_Task instructions_
Locate the lines of the listing below that hold "房屋预报登记证明号", then copy each of them.

Stored records

* Begin *

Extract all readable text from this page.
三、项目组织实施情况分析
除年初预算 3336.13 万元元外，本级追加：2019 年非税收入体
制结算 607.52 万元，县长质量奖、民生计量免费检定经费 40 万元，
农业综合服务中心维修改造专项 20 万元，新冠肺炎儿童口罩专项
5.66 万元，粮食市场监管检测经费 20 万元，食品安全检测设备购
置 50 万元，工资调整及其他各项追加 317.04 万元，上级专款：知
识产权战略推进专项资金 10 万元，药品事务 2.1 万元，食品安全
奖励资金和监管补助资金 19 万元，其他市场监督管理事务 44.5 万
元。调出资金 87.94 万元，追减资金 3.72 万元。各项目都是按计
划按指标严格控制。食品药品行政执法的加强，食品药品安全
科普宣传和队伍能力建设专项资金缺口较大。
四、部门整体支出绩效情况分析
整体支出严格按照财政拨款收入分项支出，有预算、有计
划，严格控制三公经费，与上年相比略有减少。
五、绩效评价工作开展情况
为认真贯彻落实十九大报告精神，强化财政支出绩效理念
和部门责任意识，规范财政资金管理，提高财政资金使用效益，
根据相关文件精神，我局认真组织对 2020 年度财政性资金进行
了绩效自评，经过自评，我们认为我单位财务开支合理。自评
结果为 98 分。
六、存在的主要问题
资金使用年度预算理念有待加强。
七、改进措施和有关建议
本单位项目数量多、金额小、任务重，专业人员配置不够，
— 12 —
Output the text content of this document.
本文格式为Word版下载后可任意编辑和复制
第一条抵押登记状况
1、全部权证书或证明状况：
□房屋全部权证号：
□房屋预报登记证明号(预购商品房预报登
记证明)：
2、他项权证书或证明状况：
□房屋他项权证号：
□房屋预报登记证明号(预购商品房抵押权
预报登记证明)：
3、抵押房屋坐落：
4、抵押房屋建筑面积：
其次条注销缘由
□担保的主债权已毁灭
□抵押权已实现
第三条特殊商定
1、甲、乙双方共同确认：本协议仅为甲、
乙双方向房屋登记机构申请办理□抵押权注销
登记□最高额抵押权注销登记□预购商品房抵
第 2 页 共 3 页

* End *

_Exercise result_
□房屋预报登记证明号(预购商品房预报登
□房屋预报登记证明号(预购商品房抵押权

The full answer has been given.